(Chart and figure data)
******
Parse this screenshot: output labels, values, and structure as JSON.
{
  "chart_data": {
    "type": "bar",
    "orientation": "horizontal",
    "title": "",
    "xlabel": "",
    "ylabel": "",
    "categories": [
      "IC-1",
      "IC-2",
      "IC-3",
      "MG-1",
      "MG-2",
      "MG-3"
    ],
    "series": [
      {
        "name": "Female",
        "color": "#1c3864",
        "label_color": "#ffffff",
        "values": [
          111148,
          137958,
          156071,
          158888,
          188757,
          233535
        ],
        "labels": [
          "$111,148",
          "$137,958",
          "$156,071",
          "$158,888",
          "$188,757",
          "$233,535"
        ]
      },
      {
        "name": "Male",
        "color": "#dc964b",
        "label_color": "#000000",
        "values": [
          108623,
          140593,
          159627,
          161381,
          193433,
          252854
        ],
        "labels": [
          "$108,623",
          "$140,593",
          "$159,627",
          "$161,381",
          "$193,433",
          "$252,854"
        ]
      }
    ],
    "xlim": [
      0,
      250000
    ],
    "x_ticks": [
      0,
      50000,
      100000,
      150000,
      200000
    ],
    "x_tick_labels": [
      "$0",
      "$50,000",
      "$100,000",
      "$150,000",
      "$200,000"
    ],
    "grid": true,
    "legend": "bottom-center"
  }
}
******
Above are some records; repeat all of them exactly.

**Solution to this problem**
Parse this screenshot: output labels, values, and structure as JSON.
{
  "chart_data": {
    "type": "bar",
    "orientation": "horizontal",
    "title": "",
    "xlabel": "",
    "ylabel": "",
    "categories": [
      "IC-1",
      "IC-2",
      "IC-3",
      "MG-1",
      "MG-2",
      "MG-3"
    ],
    "series": [
      {
        "name": "Female",
        "color": "#1c3864",
        "label_color": "#ffffff",
        "values": [
          111148,
          137958,
          156071,
          158888,
          188757,
          233535
        ],
        "labels": [
          "$111,148",
          "$137,958",
          "$156,071",
          "$158,888",
          "$188,757",
          "$233,535"
        ]
      },
      {
        "name": "Male",
        "color": "#dc964b",
        "label_color": "#000000",
        "values": [
          108623,
          140593,
          159627,
          161381,
          193433,
          252854
        ],
        "labels": [
          "$108,623",
          "$140,593",
          "$159,627",
          "$161,381",
          "$193,433",
          "$252,854"
        ]
      }
    ],
    "xlim": [
      0,
      250000
    ],
    "x_ticks": [
      0,
      50000,
      100000,
      150000,
      200000
    ],
    "x_tick_labels": [
      "$0",
      "$50,000",
      "$100,000",
      "$150,000",
      "$200,000"
    ],
    "grid": true,
    "legend": "bottom-center"
  }
}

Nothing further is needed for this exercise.